Data for this exercise —
┄┄┄┄┄┄┄┄┄┄┄┄┄┄┄┄┄┄┄┄
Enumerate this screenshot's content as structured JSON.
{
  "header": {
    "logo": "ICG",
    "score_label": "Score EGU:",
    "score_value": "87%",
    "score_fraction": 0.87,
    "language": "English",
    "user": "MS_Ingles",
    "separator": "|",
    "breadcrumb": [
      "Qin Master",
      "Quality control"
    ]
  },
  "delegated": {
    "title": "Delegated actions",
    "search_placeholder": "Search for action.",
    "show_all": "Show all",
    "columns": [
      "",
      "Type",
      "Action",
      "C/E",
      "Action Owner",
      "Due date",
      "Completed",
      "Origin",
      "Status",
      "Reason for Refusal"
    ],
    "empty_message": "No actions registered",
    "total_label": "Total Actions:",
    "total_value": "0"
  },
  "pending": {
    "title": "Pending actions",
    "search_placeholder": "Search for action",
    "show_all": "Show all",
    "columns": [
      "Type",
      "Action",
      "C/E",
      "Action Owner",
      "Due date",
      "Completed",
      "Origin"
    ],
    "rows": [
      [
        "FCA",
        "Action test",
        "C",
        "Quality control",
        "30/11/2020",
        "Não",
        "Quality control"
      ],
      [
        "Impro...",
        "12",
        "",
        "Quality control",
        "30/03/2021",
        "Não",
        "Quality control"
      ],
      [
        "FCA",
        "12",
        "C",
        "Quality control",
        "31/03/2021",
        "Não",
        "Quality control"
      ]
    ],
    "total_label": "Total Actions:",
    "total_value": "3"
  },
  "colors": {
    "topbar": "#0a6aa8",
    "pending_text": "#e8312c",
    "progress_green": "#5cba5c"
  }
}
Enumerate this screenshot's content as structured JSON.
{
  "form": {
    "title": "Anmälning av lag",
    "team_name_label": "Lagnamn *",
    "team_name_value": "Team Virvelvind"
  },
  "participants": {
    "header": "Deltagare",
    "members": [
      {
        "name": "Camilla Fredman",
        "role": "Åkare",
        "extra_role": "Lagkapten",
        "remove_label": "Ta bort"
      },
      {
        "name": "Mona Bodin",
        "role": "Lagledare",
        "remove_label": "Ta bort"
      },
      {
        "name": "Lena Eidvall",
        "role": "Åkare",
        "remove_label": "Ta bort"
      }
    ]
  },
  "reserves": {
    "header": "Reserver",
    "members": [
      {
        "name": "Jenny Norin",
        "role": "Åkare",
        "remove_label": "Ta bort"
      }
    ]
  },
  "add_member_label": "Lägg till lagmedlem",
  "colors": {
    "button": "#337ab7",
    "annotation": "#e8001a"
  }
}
┄┄┄┄┄┄┄┄┄┄┄┄┄┄┄┄┄┄┄┄
Exercise brief — Show all lines above holding "header".

Reply —
  "header": {
    "header": "Deltagare",
    "header": "Reserver",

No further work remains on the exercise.